[Dataset entries]
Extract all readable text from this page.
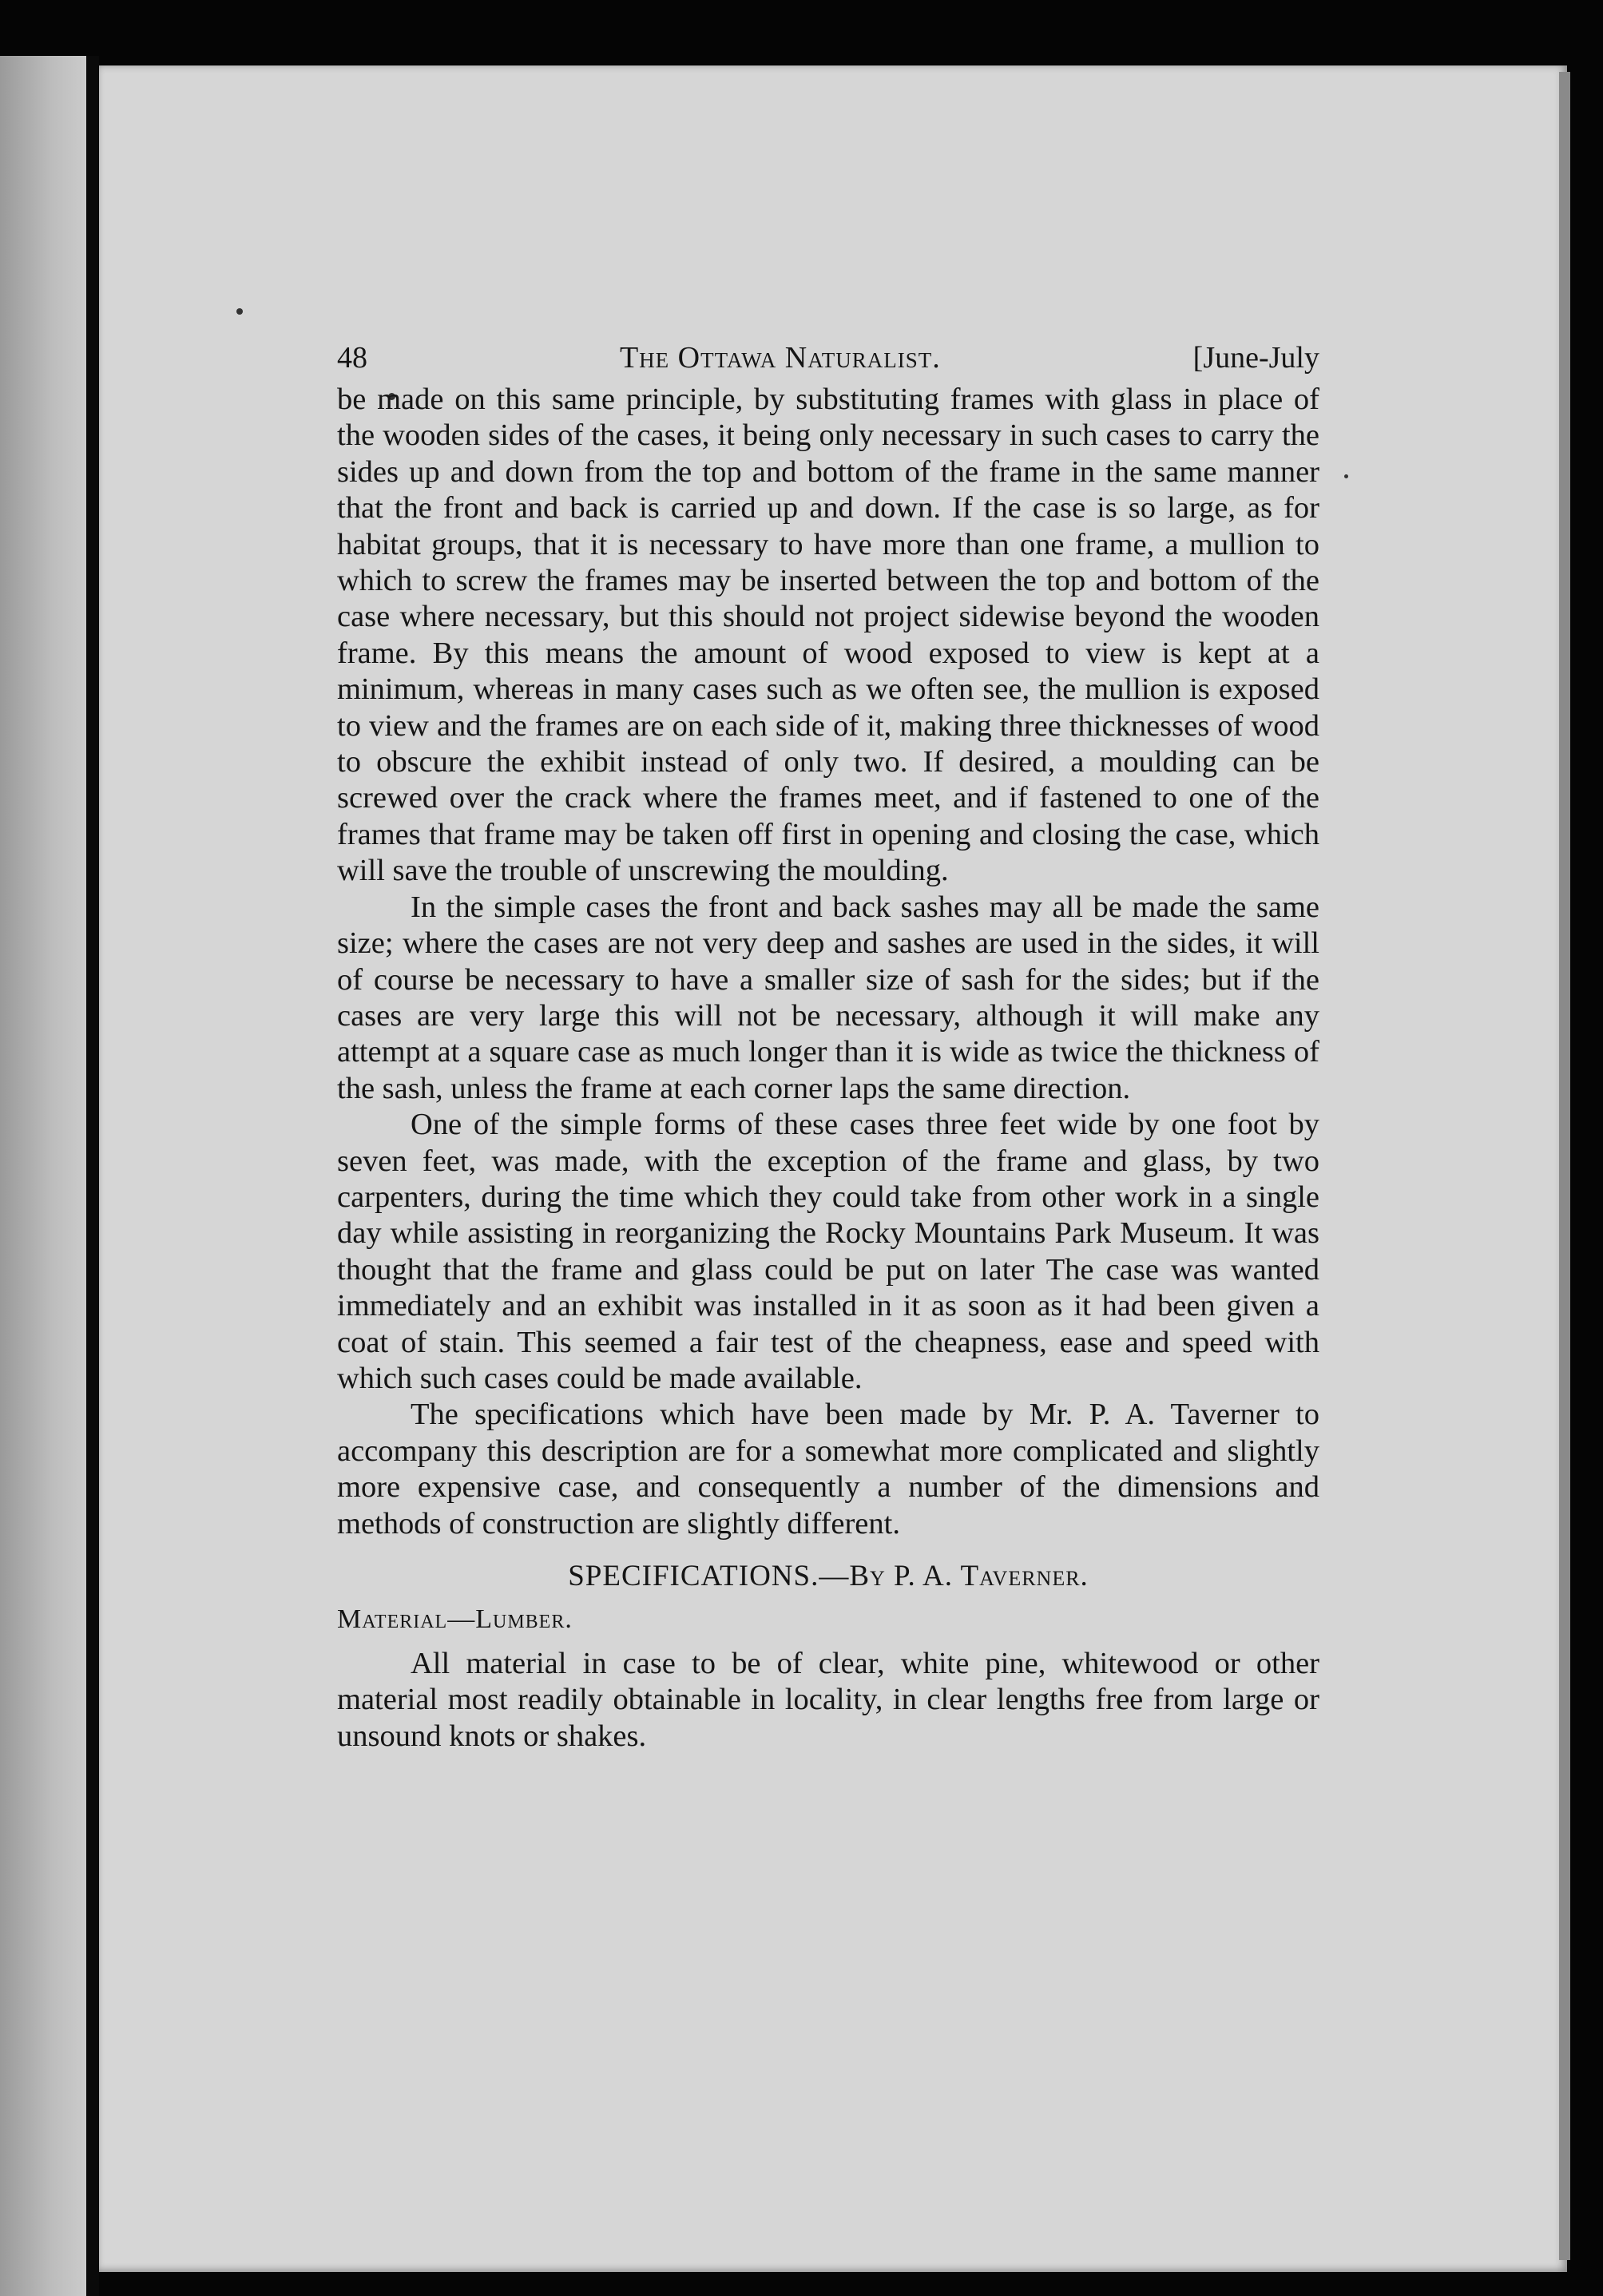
48	The Ottawa Naturalist.	[June-July

be made on this same principle, by substituting frames with glass in place of the wooden sides of the cases, it being only necessary in such cases to carry the sides up and down from the top and bottom of the frame in the same manner that the front and back is carried up and down. If the case is so large, as for habitat groups, that it is necessary to have more than one frame, a mullion to which to screw the frames may be inserted between the top and bottom of the case where necessary, but this should not project sidewise beyond the wooden frame. By this means the amount of wood exposed to view is kept at a minimum, whereas in many cases such as we often see, the mullion is exposed to view and the frames are on each side of it, making three thicknesses of wood to obscure the exhibit instead of only two. If desired, a moulding can be screwed over the crack where the frames meet, and if fastened to one of the frames that frame may be taken off first in opening and closing the case, which will save the trouble of unscrewing the moulding.

In the simple cases the front and back sashes may all be made the same size; where the cases are not very deep and sashes are used in the sides, it will of course be necessary to have a smaller size of sash for the sides; but if the cases are very large this will not be necessary, although it will make any attempt at a square case as much longer than it is wide as twice the thickness of the sash, unless the frame at each corner laps the same direction.

One of the simple forms of these cases three feet wide by one foot by seven feet, was made, with the exception of the frame and glass, by two carpenters, during the time which they could take from other work in a single day while assisting in reorganizing the Rocky Mountains Park Museum. It was thought that the frame and glass could be put on later The case was wanted immediately and an exhibit was installed in it as soon as it had been given a coat of stain. This seemed a fair test of the cheapness, ease and speed with which such cases could be made available.

The specifications which have been made by Mr. P. A. Taverner to accompany this description are for a somewhat more complicated and slightly more expensive case, and consequently a number of the dimensions and methods of construction are slightly different.

SPECIFICATIONS.—By P. A. Taverner.
Material—Lumber.

All material in case to be of clear, white pine, whitewood or other material most readily obtainable in locality, in clear lengths free from large or unsound knots or shakes.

Work to do:
Extract every line containing the string "Taverner" from the material.

Problem solution:
The specifications which have been made by Mr. P. A. Taverner to accompany this description are for a somewhat more complicated and slightly more expensive case, and consequently a number of the dimensions and methods of construction are slightly different.
SPECIFICATIONS.—By P. A. Taverner.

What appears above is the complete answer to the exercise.